▶ _What is being asked_
From the entries below, gather each line containing the word "cutpoint".

▶ _Input data_

++++++++++++++++++++

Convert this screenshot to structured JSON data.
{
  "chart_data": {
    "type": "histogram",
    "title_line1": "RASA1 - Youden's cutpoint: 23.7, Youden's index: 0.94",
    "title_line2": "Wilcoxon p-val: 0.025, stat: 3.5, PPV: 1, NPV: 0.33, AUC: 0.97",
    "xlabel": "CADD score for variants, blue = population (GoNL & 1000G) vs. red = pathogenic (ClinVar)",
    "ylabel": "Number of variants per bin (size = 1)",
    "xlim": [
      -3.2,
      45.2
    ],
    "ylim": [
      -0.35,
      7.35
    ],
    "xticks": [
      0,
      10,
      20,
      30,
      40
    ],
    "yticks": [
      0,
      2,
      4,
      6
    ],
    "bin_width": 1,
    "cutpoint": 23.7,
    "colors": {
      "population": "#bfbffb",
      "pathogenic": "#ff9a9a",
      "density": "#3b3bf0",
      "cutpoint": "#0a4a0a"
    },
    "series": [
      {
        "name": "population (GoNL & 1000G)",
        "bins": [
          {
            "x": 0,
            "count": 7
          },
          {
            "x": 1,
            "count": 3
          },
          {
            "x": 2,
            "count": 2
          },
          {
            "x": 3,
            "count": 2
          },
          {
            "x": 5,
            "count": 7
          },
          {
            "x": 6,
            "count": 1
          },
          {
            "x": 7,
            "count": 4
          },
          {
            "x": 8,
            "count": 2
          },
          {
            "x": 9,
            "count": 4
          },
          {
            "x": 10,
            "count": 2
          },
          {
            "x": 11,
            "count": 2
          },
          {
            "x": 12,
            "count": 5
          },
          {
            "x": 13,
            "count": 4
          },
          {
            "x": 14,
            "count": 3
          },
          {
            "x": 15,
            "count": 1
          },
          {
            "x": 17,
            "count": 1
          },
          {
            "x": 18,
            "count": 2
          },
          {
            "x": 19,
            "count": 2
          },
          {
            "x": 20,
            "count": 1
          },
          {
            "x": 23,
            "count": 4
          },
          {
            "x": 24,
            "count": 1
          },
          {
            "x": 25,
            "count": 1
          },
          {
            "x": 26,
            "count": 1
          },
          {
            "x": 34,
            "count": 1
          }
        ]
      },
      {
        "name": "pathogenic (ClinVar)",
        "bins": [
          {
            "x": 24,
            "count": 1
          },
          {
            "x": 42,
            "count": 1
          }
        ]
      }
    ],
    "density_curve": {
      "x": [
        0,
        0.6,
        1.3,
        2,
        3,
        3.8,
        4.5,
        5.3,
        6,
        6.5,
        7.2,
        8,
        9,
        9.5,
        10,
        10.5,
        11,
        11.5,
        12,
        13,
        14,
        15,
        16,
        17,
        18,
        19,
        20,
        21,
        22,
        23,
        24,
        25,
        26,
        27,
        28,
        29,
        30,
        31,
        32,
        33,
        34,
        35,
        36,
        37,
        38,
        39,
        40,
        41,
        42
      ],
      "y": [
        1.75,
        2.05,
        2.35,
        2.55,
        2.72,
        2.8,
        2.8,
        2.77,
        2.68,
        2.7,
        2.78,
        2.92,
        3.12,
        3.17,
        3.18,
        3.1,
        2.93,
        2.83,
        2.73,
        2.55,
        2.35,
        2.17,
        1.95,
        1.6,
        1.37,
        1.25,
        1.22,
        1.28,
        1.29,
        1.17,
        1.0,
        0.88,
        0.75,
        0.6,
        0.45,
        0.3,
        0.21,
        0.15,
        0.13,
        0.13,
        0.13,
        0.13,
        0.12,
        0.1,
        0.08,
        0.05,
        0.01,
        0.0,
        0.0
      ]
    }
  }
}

++++++++++++++++++++

▶ _Your solution_
    "title_line1": "RASA1 - Youden's cutpoint: 23.7, Youden's index: 0.94",
    "cutpoint": 23.7,
      "cutpoint": "#0a4a0a"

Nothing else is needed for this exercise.